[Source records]
════════════════════
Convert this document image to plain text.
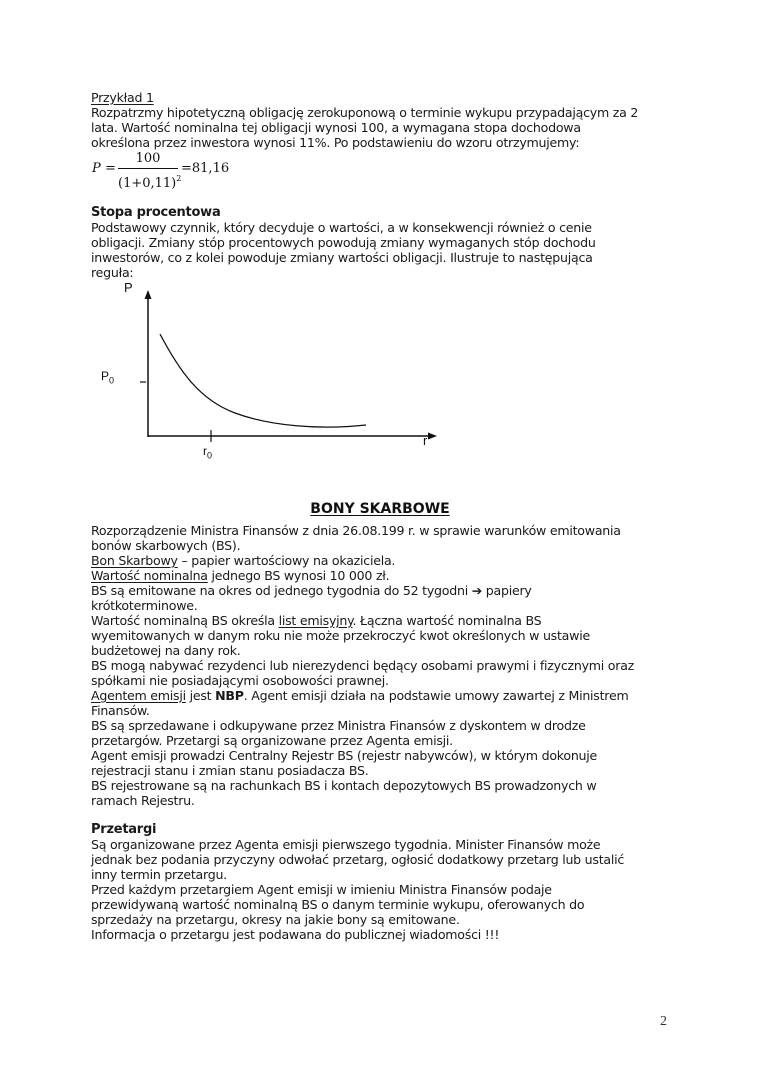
Przykład 1
Rozpatrzmy hipotetyczną obligację zerokuponową o terminie wykupu przypadającym za 2
lata. Wartość nominalna tej obligacji wynosi 100, a wymagana stopa dochodowa
określona przez inwestora wynosi 11%. Po podstawieniu do wzoru otrzymujemy:
P =
100
$(1+0,11)^2$
=81,16
Stopa procentowa
Podstawowy czynnik, który decyduje o wartości, a w konsekwencji również o cenie
obligacji. Zmiany stóp procentowych powodują zmiany wymaganych stóp dochodu
inwestorów, co z kolei powoduje zmiany wartości obligacji. Ilustruje to następująca
reguła:
P
$P_0$
$r_0$
r
BONY SKARBOWE
Rozporządzenie Ministra Finansów z dnia 26.08.199 r. w sprawie warunków emitowania
bonów skarbowych (BS).
Bon Skarbowy – papier wartościowy na okaziciela.
Wartość nominalna jednego BS wynosi 10 000 zł.
BS są emitowane na okres od jednego tygodnia do 52 tygodni ➔ papiery
krótkoterminowe.
Wartość nominalną BS określa list emisyjny. Łączna wartość nominalna BS
wyemitowanych w danym roku nie może przekroczyć kwot określonych w ustawie
budżetowej na dany rok.
BS mogą nabywać rezydenci lub nierezydenci będący osobami prawymi i fizycznymi oraz
spółkami nie posiadającymi osobowości prawnej.
Agentem emisji jest NBP. Agent emisji działa na podstawie umowy zawartej z Ministrem
Finansów.
BS są sprzedawane i odkupywane przez Ministra Finansów z dyskontem w drodze
przetargów. Przetargi są organizowane przez Agenta emisji.
Agent emisji prowadzi Centralny Rejestr BS (rejestr nabywców), w którym dokonuje
rejestracji stanu i zmian stanu posiadacza BS.
BS rejestrowane są na rachunkach BS i kontach depozytowych BS prowadzonych w
ramach Rejestru.
Przetargi
Są organizowane przez Agenta emisji pierwszego tygodnia. Minister Finansów może
jednak bez podania przyczyny odwołać przetarg, ogłosić dodatkowy przetarg lub ustalić
inny termin przetargu.
Przed każdym przetargiem Agent emisji w imieniu Ministra Finansów podaje
przewidywaną wartość nominalną BS o danym terminie wykupu, oferowanych do
sprzedaży na przetargu, okresy na jakie bony są emitowane.
Informacja o przetargu jest podawana do publicznej wiadomości !!!
2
════════════════════
The word "wynosi" may appear on some lines of these records; state how many such lines there are, and nothing else.

3